What you should do:
Below are the records; collect from them each line containing the string "Ateriaan".

--- START Dataset records ---

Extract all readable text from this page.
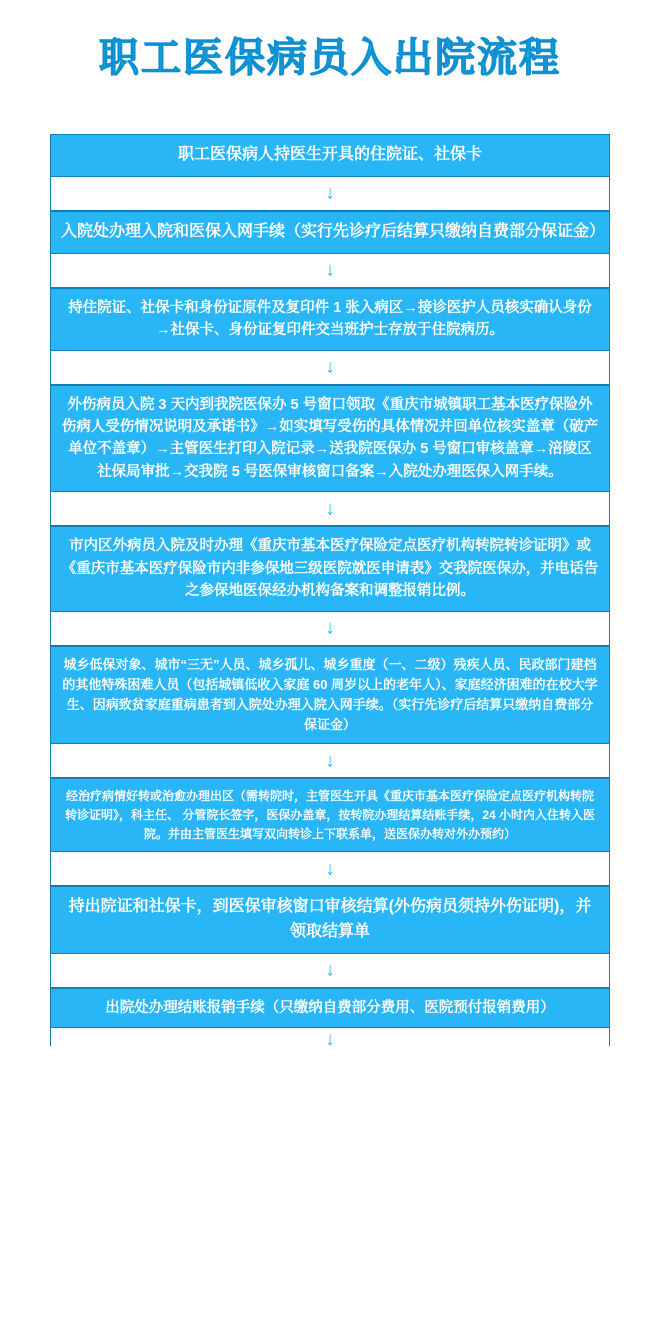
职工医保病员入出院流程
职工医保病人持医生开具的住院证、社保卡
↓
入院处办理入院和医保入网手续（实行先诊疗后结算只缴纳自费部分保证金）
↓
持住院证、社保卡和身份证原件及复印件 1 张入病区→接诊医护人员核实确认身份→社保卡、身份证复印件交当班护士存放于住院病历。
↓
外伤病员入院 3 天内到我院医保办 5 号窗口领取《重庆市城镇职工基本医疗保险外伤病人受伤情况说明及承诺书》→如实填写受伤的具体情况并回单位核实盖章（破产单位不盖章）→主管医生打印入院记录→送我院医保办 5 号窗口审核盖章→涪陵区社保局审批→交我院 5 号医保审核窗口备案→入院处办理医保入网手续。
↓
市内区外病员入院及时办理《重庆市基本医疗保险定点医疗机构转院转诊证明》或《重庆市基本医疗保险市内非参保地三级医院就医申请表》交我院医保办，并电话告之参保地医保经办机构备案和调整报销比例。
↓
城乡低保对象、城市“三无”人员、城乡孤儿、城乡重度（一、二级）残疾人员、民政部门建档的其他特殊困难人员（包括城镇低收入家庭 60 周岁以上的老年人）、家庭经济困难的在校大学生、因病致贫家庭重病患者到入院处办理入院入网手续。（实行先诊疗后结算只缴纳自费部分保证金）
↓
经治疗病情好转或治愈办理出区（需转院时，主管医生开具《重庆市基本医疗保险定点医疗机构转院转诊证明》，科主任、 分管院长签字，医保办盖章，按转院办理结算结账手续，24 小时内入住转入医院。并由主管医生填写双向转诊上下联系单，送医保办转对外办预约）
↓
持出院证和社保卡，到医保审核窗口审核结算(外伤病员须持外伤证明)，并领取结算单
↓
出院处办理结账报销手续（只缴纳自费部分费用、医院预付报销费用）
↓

--- END Dataset records ---
--- START Dataset records ---

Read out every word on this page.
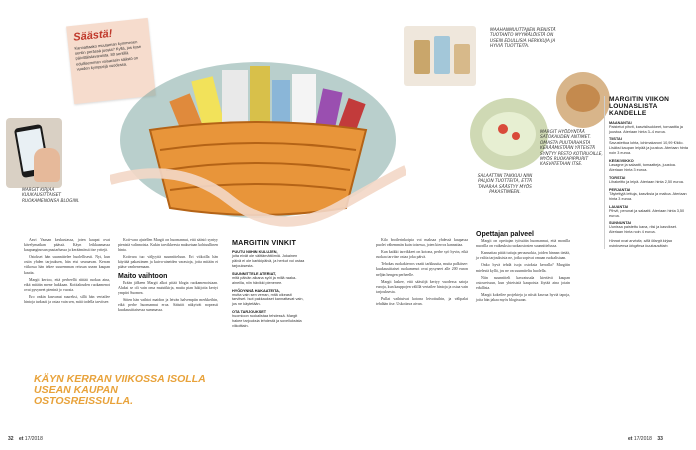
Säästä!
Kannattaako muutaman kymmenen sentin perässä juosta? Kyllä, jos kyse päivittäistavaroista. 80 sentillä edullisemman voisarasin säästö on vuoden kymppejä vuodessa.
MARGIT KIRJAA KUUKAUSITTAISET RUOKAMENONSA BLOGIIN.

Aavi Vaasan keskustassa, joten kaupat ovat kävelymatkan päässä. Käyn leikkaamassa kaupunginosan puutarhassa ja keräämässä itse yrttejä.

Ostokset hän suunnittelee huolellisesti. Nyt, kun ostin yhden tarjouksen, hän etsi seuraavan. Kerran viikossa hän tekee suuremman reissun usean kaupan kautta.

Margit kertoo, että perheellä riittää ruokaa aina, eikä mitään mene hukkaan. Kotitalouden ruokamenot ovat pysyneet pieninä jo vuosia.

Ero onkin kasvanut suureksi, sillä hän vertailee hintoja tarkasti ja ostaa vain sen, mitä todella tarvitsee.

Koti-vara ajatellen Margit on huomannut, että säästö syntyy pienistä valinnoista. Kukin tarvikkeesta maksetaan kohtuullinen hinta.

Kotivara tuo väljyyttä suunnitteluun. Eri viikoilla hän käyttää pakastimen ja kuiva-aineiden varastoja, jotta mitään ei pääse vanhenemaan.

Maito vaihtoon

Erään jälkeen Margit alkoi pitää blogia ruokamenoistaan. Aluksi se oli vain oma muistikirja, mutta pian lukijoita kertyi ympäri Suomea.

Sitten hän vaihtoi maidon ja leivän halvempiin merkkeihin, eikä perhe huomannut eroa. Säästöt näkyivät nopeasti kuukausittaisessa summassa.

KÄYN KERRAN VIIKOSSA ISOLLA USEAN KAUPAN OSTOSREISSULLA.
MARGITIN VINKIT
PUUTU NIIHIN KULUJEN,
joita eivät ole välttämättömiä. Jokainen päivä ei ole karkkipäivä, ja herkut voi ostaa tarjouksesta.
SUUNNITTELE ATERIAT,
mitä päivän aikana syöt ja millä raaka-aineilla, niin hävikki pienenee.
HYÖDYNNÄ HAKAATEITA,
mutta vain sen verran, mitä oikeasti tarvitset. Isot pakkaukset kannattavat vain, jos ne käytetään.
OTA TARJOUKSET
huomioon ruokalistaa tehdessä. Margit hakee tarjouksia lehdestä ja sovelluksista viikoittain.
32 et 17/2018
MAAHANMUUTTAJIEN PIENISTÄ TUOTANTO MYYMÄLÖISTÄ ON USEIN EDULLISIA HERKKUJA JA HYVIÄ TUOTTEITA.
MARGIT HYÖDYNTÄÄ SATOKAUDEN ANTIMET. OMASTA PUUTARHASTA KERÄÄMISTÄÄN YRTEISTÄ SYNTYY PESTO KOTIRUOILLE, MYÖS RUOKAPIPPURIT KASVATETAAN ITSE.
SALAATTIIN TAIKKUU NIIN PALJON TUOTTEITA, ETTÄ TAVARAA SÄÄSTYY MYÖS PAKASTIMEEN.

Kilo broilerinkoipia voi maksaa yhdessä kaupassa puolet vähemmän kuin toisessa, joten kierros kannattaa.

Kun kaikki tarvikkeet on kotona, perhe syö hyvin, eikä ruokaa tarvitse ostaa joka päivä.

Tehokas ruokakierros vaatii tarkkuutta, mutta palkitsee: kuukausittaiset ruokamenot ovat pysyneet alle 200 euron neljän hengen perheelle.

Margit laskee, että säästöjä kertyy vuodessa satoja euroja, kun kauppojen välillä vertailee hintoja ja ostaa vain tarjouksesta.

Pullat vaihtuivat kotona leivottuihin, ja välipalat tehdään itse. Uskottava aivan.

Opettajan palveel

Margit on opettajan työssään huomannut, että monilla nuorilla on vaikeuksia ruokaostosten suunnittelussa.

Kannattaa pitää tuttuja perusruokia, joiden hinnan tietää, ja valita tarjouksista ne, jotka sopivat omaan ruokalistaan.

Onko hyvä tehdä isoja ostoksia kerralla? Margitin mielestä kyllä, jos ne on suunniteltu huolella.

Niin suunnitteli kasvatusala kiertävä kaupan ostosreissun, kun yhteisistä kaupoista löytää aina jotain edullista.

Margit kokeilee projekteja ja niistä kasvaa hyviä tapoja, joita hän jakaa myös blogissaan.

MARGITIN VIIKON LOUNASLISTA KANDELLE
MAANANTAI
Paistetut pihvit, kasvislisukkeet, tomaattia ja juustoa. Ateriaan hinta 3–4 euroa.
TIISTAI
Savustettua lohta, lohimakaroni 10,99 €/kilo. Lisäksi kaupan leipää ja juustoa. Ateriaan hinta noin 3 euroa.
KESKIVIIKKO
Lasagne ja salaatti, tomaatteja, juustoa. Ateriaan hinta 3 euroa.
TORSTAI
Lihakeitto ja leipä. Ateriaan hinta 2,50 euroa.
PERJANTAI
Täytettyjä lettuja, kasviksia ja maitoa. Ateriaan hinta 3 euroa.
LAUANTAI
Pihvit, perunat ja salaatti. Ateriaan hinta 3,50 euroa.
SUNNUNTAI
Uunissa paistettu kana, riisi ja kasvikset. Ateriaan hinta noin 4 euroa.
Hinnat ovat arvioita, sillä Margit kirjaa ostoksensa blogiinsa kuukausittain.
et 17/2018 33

--- END Dataset records ---

The response:
Paistetut pihvit, kasvislisukkeet, tomaattia ja juustoa. Ateriaan hinta 3–4 euroa.
Savustettua lohta, lohimakaroni 10,99 €/kilo. Lisäksi kaupan leipää ja juustoa. Ateriaan hinta noin 3 euroa.
Lasagne ja salaatti, tomaatteja, juustoa. Ateriaan hinta 3 euroa.
Lihakeitto ja leipä. Ateriaan hinta 2,50 euroa.
Täytettyjä lettuja, kasviksia ja maitoa. Ateriaan hinta 3 euroa.
Pihvit, perunat ja salaatti. Ateriaan hinta 3,50 euroa.
Uunissa paistettu kana, riisi ja kasvikset. Ateriaan hinta noin 4 euroa.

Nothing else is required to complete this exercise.